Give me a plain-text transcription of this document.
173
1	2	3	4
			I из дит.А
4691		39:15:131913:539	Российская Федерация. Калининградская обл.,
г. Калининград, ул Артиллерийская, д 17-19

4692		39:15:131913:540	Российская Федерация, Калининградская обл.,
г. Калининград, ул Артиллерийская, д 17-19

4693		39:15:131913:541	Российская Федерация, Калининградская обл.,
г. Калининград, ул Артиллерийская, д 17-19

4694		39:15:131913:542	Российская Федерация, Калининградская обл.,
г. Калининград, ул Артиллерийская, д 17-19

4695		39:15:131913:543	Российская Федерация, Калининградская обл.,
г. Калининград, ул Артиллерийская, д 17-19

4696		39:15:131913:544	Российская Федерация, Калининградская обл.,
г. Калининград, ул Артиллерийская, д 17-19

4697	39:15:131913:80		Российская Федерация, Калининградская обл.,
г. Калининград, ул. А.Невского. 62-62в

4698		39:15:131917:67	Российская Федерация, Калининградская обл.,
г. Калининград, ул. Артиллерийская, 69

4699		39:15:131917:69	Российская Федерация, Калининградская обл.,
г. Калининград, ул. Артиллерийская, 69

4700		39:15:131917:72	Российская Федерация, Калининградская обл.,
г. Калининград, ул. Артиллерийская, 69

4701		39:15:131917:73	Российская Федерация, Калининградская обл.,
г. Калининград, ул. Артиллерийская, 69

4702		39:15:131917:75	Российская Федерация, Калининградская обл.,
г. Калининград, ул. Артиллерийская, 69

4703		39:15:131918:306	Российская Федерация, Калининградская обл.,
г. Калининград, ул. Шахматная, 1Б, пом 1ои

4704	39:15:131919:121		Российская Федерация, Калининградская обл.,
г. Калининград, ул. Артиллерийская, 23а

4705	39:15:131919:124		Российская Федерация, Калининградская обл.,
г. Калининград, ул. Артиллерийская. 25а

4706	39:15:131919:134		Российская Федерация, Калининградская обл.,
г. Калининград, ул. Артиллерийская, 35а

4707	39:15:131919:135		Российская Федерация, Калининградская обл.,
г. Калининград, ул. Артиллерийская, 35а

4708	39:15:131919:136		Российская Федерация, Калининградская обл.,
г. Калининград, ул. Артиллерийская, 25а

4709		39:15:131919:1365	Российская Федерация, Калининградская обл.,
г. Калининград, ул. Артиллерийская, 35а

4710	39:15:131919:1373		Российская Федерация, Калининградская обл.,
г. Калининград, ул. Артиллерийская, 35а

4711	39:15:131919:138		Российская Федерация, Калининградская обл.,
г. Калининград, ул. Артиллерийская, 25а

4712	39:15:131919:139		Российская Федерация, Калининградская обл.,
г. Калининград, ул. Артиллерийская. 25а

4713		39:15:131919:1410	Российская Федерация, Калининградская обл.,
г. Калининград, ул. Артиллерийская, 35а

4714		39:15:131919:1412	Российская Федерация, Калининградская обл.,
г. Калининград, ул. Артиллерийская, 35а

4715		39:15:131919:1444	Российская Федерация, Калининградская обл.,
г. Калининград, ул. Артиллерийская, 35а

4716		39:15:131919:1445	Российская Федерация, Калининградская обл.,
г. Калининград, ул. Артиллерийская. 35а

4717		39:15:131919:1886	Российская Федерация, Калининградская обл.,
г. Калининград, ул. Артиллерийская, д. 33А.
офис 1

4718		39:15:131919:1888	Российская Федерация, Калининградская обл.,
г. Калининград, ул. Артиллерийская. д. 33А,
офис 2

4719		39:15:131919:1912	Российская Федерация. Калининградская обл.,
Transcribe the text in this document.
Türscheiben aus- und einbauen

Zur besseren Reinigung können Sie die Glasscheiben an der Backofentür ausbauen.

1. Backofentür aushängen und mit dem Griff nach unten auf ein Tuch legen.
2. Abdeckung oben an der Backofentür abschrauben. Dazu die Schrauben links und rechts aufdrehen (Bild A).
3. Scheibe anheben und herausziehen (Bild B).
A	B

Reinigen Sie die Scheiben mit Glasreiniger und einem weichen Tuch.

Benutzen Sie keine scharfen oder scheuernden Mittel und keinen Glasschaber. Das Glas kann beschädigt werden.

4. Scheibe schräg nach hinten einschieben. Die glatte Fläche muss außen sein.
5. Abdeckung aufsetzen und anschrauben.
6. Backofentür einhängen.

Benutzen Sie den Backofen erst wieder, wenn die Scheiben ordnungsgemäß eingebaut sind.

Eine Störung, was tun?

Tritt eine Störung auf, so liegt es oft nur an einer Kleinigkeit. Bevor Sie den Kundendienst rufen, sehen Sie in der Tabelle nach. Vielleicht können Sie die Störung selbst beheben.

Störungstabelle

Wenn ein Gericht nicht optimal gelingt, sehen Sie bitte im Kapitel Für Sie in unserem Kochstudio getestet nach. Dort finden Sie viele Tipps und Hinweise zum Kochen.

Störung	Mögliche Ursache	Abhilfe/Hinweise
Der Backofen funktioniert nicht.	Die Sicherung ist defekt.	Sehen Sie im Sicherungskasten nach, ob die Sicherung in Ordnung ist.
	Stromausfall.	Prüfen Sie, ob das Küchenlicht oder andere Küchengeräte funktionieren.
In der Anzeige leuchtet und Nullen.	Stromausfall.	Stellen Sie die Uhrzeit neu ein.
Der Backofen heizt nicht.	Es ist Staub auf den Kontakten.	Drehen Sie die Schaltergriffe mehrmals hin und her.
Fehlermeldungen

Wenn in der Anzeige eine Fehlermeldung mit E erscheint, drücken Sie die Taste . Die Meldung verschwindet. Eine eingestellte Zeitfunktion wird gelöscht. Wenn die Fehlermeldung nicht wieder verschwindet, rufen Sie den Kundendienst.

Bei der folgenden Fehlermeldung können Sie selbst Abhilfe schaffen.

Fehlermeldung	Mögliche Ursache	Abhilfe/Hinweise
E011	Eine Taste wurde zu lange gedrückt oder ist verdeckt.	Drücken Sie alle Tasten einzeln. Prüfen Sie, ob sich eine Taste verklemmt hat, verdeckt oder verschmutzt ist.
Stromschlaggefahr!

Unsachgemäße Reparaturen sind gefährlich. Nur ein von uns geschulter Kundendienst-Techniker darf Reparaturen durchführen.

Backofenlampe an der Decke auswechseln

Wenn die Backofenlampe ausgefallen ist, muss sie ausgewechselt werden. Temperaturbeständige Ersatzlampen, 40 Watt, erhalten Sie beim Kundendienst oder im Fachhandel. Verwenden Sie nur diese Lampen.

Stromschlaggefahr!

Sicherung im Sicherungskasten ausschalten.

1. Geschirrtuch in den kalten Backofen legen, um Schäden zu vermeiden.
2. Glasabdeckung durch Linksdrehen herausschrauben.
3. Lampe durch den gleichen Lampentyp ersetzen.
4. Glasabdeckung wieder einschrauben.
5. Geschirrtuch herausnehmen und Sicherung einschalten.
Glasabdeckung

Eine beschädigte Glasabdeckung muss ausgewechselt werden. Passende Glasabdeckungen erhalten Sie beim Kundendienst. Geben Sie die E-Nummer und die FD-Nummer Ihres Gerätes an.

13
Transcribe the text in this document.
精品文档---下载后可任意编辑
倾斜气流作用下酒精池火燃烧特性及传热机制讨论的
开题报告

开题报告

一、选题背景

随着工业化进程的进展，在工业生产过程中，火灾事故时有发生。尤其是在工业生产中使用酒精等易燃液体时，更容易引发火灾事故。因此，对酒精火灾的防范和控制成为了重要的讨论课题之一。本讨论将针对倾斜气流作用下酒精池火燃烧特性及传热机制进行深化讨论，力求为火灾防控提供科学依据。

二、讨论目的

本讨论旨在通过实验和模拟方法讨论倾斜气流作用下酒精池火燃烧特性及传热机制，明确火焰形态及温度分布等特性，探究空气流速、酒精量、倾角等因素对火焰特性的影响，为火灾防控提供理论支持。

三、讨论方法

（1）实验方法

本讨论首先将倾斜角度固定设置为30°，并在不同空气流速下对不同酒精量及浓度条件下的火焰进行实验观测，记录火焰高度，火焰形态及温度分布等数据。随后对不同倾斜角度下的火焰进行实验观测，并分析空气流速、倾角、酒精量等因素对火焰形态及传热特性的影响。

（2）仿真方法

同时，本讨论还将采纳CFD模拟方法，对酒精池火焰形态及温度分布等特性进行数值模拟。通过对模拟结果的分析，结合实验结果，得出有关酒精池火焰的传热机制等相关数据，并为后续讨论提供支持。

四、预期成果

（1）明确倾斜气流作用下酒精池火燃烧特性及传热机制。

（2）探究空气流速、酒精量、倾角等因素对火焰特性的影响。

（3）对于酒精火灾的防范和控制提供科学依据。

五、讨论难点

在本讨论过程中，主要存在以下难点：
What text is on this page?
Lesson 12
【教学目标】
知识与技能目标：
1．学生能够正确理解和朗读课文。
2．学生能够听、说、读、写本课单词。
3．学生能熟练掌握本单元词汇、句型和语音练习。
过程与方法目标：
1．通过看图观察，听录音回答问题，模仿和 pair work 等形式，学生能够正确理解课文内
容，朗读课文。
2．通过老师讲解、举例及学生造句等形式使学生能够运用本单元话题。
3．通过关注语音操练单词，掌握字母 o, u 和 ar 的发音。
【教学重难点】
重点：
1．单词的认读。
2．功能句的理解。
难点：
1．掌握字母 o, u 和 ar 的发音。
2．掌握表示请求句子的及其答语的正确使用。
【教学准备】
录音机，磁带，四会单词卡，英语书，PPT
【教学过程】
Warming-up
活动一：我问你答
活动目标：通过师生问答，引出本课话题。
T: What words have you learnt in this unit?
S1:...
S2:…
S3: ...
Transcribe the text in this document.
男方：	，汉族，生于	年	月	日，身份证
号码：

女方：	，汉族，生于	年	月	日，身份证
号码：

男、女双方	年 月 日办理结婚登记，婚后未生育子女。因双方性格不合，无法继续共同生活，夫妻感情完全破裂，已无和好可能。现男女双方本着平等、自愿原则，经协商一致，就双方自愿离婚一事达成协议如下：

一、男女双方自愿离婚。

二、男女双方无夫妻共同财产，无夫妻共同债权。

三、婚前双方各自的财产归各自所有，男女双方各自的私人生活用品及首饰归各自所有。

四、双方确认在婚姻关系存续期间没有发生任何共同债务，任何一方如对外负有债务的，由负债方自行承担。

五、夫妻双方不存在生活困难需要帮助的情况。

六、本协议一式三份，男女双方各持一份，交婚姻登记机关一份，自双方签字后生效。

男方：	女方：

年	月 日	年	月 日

**TASK DIRECTIONS**
Filter the records above for "Anzeige" and copy every matching line.

**SOLUTION BELOW**
In der Anzeige leuchtet und Nullen.	Stromausfall.	Stellen Sie die Uhrzeit neu ein.
Wenn in der Anzeige eine Fehlermeldung mit E erscheint, drücken Sie die Taste . Die Meldung verschwindet. Eine eingestellte Zeitfunktion wird gelöscht. Wenn die Fehlermeldung nicht wieder verschwindet, rufen Sie den Kundendienst.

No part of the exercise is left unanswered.